* WHAT IS EXPECTED
Copy the entries below exactly. Images do not belong in the copy.

* ENTRIES SUPPLIED
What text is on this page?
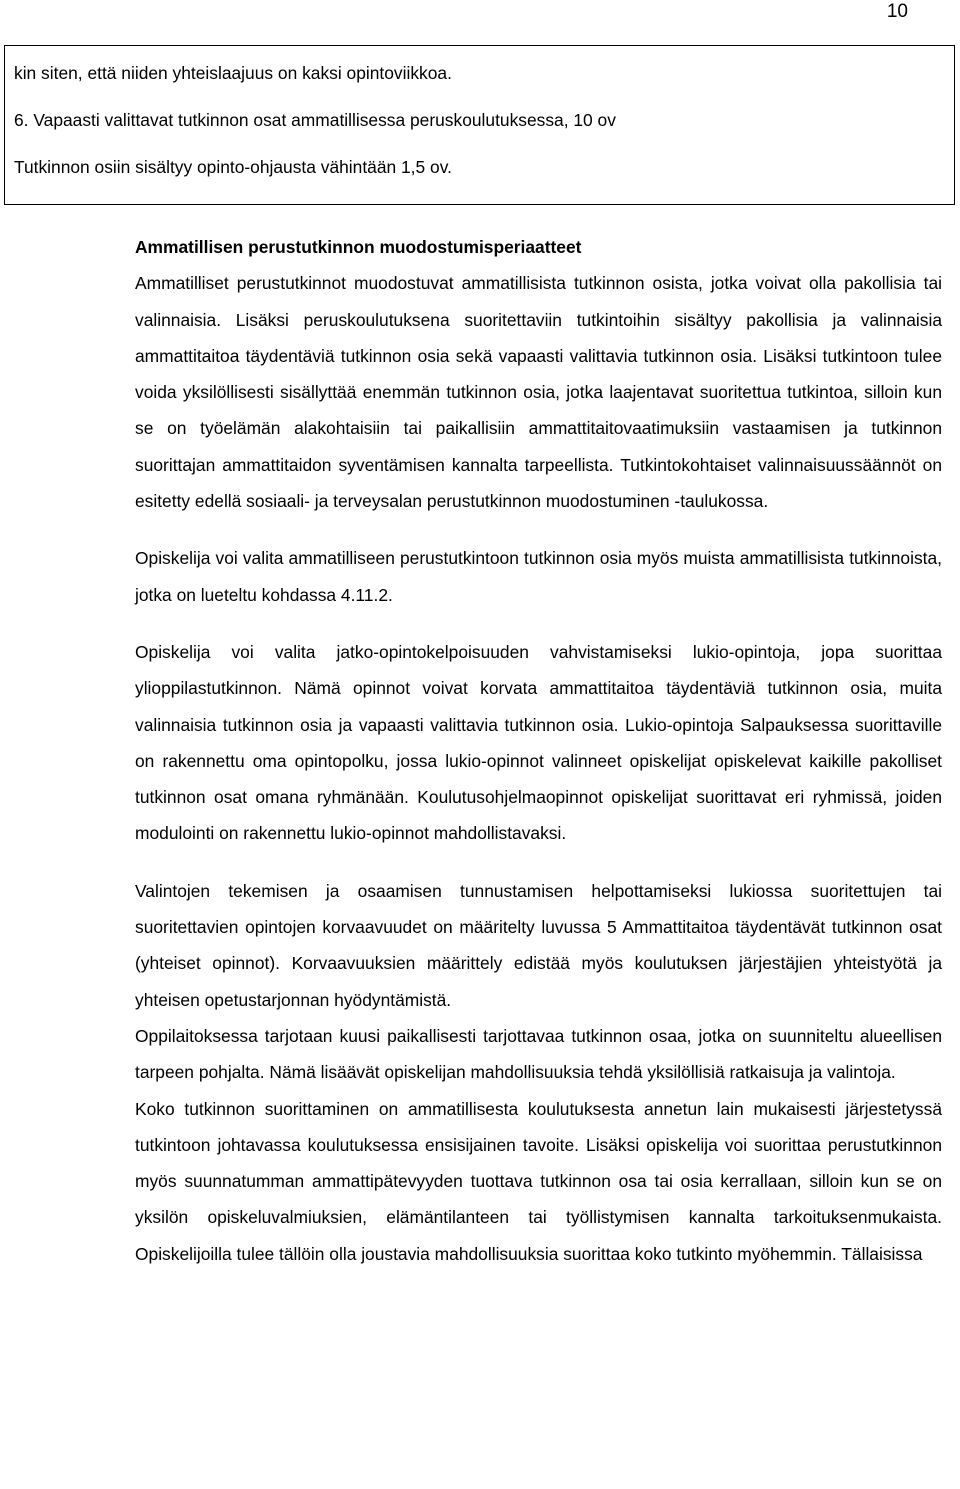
10
kin siten, että niiden yhteislaajuus on kaksi opintoviikkoa.
6. Vapaasti valittavat tutkinnon osat ammatillisessa peruskoulutuksessa, 10 ov
Tutkinnon osiin sisältyy opinto-ohjausta vähintään 1,5 ov.
Ammatillisen perustutkinnon muodostumisperiaatteet

Ammatilliset perustutkinnot muodostuvat ammatillisista tutkinnon osista, jotka voivat olla pakollisia tai valinnaisia. Lisäksi peruskoulutuksena suoritettaviin tutkintoihin sisältyy pakollisia ja valinnaisia ammattitaitoa täydentäviä tutkinnon osia sekä vapaasti valittavia tutkinnon osia. Lisäksi tutkintoon tulee voida yksilöllisesti sisällyttää enemmän tutkinnon osia, jotka laajentavat suoritettua tutkintoa, silloin kun se on työelämän alakohtaisiin tai paikallisiin ammattitaitovaatimuksiin vastaamisen ja tutkinnon suorittajan ammattitaidon syventämisen kannalta tarpeellista. Tutkintokohtaiset valinnaisuussäännöt on esitetty edellä sosiaali- ja terveysalan perustutkinnon muodostuminen -taulukossa.

Opiskelija voi valita ammatilliseen perustutkintoon tutkinnon osia myös muista ammatillisista tutkinnoista, jotka on lueteltu kohdassa 4.11.2.

Opiskelija voi valita jatko-opintokelpoisuuden vahvistamiseksi lukio-opintoja, jopa suorittaa ylioppilastutkinnon. Nämä opinnot voivat korvata ammattitaitoa täydentäviä tutkinnon osia, muita valinnaisia tutkinnon osia ja vapaasti valittavia tutkinnon osia. Lukio-opintoja Salpauksessa suorittaville on rakennettu oma opintopolku, jossa lukio-opinnot valinneet opiskelijat opiskelevat kaikille pakolliset tutkinnon osat omana ryhmänään. Koulutusohjelmaopinnot opiskelijat suorittavat eri ryhmissä, joiden modulointi on rakennettu lukio-opinnot mahdollistavaksi.

Valintojen tekemisen ja osaamisen tunnustamisen helpottamiseksi lukiossa suoritettujen tai suoritettavien opintojen korvaavuudet on määritelty luvussa 5 Ammattitaitoa täydentävät tutkinnon osat (yhteiset opinnot). Korvaavuuksien määrittely edistää myös koulutuksen järjestäjien yhteistyötä ja yhteisen opetustarjonnan hyödyntämistä.

Oppilaitoksessa tarjotaan kuusi paikallisesti tarjottavaa tutkinnon osaa, jotka on suunniteltu alueellisen tarpeen pohjalta. Nämä lisäävät opiskelijan mahdollisuuksia tehdä yksilöllisiä ratkaisuja ja valintoja.

Koko tutkinnon suorittaminen on ammatillisesta koulutuksesta annetun lain mukaisesti järjestetyssä tutkintoon johtavassa koulutuksessa ensisijainen tavoite. Lisäksi opiskelija voi suorittaa perustutkinnon myös suunnatumman ammattipätevyyden tuottava tutkinnon osa tai osia kerrallaan, silloin kun se on yksilön opiskeluvalmiuksien, elämäntilanteen tai työllistymisen kannalta tarkoituksenmukaista. Opiskelijoilla tulee tällöin olla joustavia mahdollisuuksia suorittaa koko tutkinto myöhemmin. Tällaisissa
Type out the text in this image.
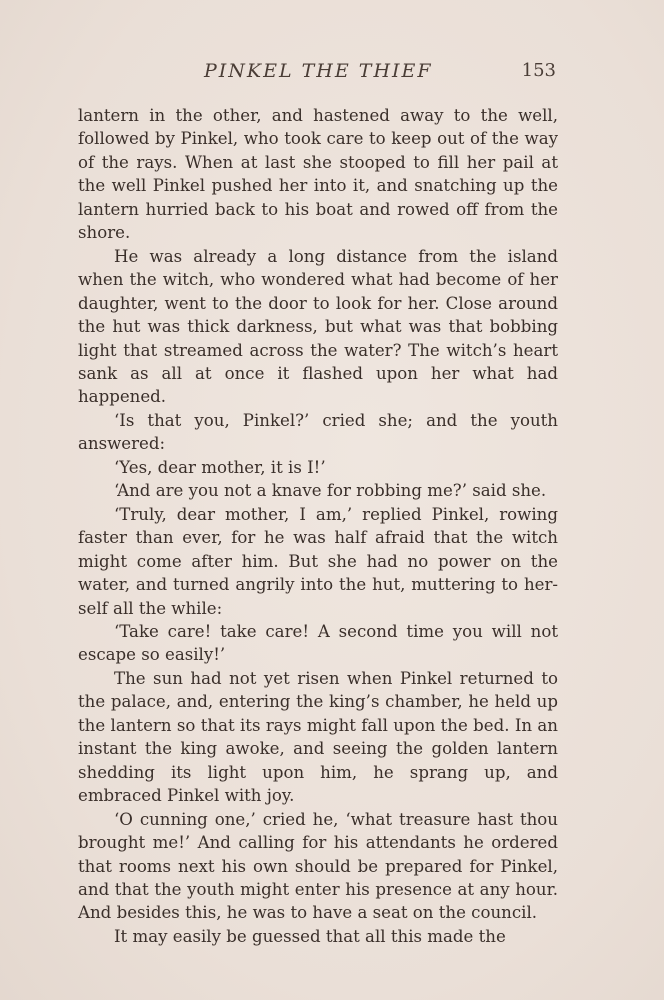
PINKEL THE THIEF	153

lantern in the other, and hastened away to the well, followed by Pinkel, who took care to keep out of the way of the rays. When at last she stooped to fill her pail at the well Pinkel pushed her into it, and snatching up the lantern hurried back to his boat and rowed off from the shore.

He was already a long distance from the island when the witch, who wondered what had become of her daughter, went to the door to look for her. Close around the hut was thick darkness, but what was that bobbing light that streamed across the water? The witch’s heart sank as all at once it flashed upon her what had happened.

‘Is that you, Pinkel?’ cried she; and the youth answered:

‘Yes, dear mother, it is I!’

‘And are you not a knave for robbing me?’ said she.

‘Truly, dear mother, I am,’ replied Pinkel, rowing faster than ever, for he was half afraid that the witch might come after him. But she had no power on the water, and turned angrily into the hut, muttering to her-self all the while:

‘Take care! take care! A second time you will not escape so easily!’

The sun had not yet risen when Pinkel returned to the palace, and, entering the king’s chamber, he held up the lantern so that its rays might fall upon the bed. In an instant the king awoke, and seeing the golden lantern shedding its light upon him, he sprang up, and embraced Pinkel with joy.

‘O cunning one,’ cried he, ‘what treasure hast thou brought me!’ And calling for his attendants he ordered that rooms next his own should be prepared for Pinkel, and that the youth might enter his presence at any hour. And besides this, he was to have a seat on the council.

It may easily be guessed that all this made the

* FULL SOLUTION
What text is on this page?
10
kin siten, että niiden yhteislaajuus on kaksi opintoviikkoa.
6. Vapaasti valittavat tutkinnon osat ammatillisessa peruskoulutuksessa, 10 ov
Tutkinnon osiin sisältyy opinto-ohjausta vähintään 1,5 ov.
Ammatillisen perustutkinnon muodostumisperiaatteet

Ammatilliset perustutkinnot muodostuvat ammatillisista tutkinnon osista, jotka voivat olla pakollisia tai valinnaisia. Lisäksi peruskoulutuksena suoritettaviin tutkintoihin sisältyy pakollisia ja valinnaisia ammattitaitoa täydentäviä tutkinnon osia sekä vapaasti valittavia tutkinnon osia. Lisäksi tutkintoon tulee voida yksilöllisesti sisällyttää enemmän tutkinnon osia, jotka laajentavat suoritettua tutkintoa, silloin kun se on työelämän alakohtaisiin tai paikallisiin ammattitaitovaatimuksiin vastaamisen ja tutkinnon suorittajan ammattitaidon syventämisen kannalta tarpeellista. Tutkintokohtaiset valinnaisuussäännöt on esitetty edellä sosiaali- ja terveysalan perustutkinnon muodostuminen -taulukossa.

Opiskelija voi valita ammatilliseen perustutkintoon tutkinnon osia myös muista ammatillisista tutkinnoista, jotka on lueteltu kohdassa 4.11.2.

Opiskelija voi valita jatko-opintokelpoisuuden vahvistamiseksi lukio-opintoja, jopa suorittaa ylioppilastutkinnon. Nämä opinnot voivat korvata ammattitaitoa täydentäviä tutkinnon osia, muita valinnaisia tutkinnon osia ja vapaasti valittavia tutkinnon osia. Lukio-opintoja Salpauksessa suorittaville on rakennettu oma opintopolku, jossa lukio-opinnot valinneet opiskelijat opiskelevat kaikille pakolliset tutkinnon osat omana ryhmänään. Koulutusohjelmaopinnot opiskelijat suorittavat eri ryhmissä, joiden modulointi on rakennettu lukio-opinnot mahdollistavaksi.

Valintojen tekemisen ja osaamisen tunnustamisen helpottamiseksi lukiossa suoritettujen tai suoritettavien opintojen korvaavuudet on määritelty luvussa 5 Ammattitaitoa täydentävät tutkinnon osat (yhteiset opinnot). Korvaavuuksien määrittely edistää myös koulutuksen järjestäjien yhteistyötä ja yhteisen opetustarjonnan hyödyntämistä.

Oppilaitoksessa tarjotaan kuusi paikallisesti tarjottavaa tutkinnon osaa, jotka on suunniteltu alueellisen tarpeen pohjalta. Nämä lisäävät opiskelijan mahdollisuuksia tehdä yksilöllisiä ratkaisuja ja valintoja.

Koko tutkinnon suorittaminen on ammatillisesta koulutuksesta annetun lain mukaisesti järjestetyssä tutkintoon johtavassa koulutuksessa ensisijainen tavoite. Lisäksi opiskelija voi suorittaa perustutkinnon myös suunnatumman ammattipätevyyden tuottava tutkinnon osa tai osia kerrallaan, silloin kun se on yksilön opiskeluvalmiuksien, elämäntilanteen tai työllistymisen kannalta tarkoituksenmukaista. Opiskelijoilla tulee tällöin olla joustavia mahdollisuuksia suorittaa koko tutkinto myöhemmin. Tällaisissa
Type out the text in this image.
PINKEL THE THIEF	153

lantern in the other, and hastened away to the well, followed by Pinkel, who took care to keep out of the way of the rays. When at last she stooped to fill her pail at the well Pinkel pushed her into it, and snatching up the lantern hurried back to his boat and rowed off from the shore.

He was already a long distance from the island when the witch, who wondered what had become of her daughter, went to the door to look for her. Close around the hut was thick darkness, but what was that bobbing light that streamed across the water? The witch’s heart sank as all at once it flashed upon her what had happened.

‘Is that you, Pinkel?’ cried she; and the youth answered:

‘Yes, dear mother, it is I!’

‘And are you not a knave for robbing me?’ said she.

‘Truly, dear mother, I am,’ replied Pinkel, rowing faster than ever, for he was half afraid that the witch might come after him. But she had no power on the water, and turned angrily into the hut, muttering to her-self all the while:

‘Take care! take care! A second time you will not escape so easily!’

The sun had not yet risen when Pinkel returned to the palace, and, entering the king’s chamber, he held up the lantern so that its rays might fall upon the bed. In an instant the king awoke, and seeing the golden lantern shedding its light upon him, he sprang up, and embraced Pinkel with joy.

‘O cunning one,’ cried he, ‘what treasure hast thou brought me!’ And calling for his attendants he ordered that rooms next his own should be prepared for Pinkel, and that the youth might enter his presence at any hour. And besides this, he was to have a seat on the council.

It may easily be guessed that all this made the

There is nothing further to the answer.